DIRECTIONS FOR THIS TASK:
Transcribe the full listing below exactly.

*** DATA SHOWN ***

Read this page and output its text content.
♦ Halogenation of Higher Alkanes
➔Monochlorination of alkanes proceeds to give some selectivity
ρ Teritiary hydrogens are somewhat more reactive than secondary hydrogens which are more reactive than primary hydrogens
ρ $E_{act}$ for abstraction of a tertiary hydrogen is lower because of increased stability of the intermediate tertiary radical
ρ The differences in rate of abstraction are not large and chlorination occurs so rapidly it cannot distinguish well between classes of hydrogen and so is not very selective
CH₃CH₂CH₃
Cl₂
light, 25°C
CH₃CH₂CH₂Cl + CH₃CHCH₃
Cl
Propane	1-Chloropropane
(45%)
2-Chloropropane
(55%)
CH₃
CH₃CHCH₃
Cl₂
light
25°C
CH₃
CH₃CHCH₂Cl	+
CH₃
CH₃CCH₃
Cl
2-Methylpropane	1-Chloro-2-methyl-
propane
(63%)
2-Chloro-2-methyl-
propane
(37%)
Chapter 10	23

***

RESULT OF THIS EXERCISE:
Read this page and output its text content.
♦ Halogenation of Higher Alkanes
➔Monochlorination of alkanes proceeds to give some selectivity
ρ Teritiary hydrogens are somewhat more reactive than secondary hydrogens which are more reactive than primary hydrogens
ρ $E_{act}$ for abstraction of a tertiary hydrogen is lower because of increased stability of the intermediate tertiary radical
ρ The differences in rate of abstraction are not large and chlorination occurs so rapidly it cannot distinguish well between classes of hydrogen and so is not very selective
CH₃CH₂CH₃
Cl₂
light, 25°C
CH₃CH₂CH₂Cl + CH₃CHCH₃
Cl
Propane	1-Chloropropane
(45%)
2-Chloropropane
(55%)
CH₃
CH₃CHCH₃
Cl₂
light
25°C
CH₃
CH₃CHCH₂Cl	+
CH₃
CH₃CCH₃
Cl
2-Methylpropane	1-Chloro-2-methyl-
propane
(63%)
2-Chloro-2-methyl-
propane
(37%)
Chapter 10	23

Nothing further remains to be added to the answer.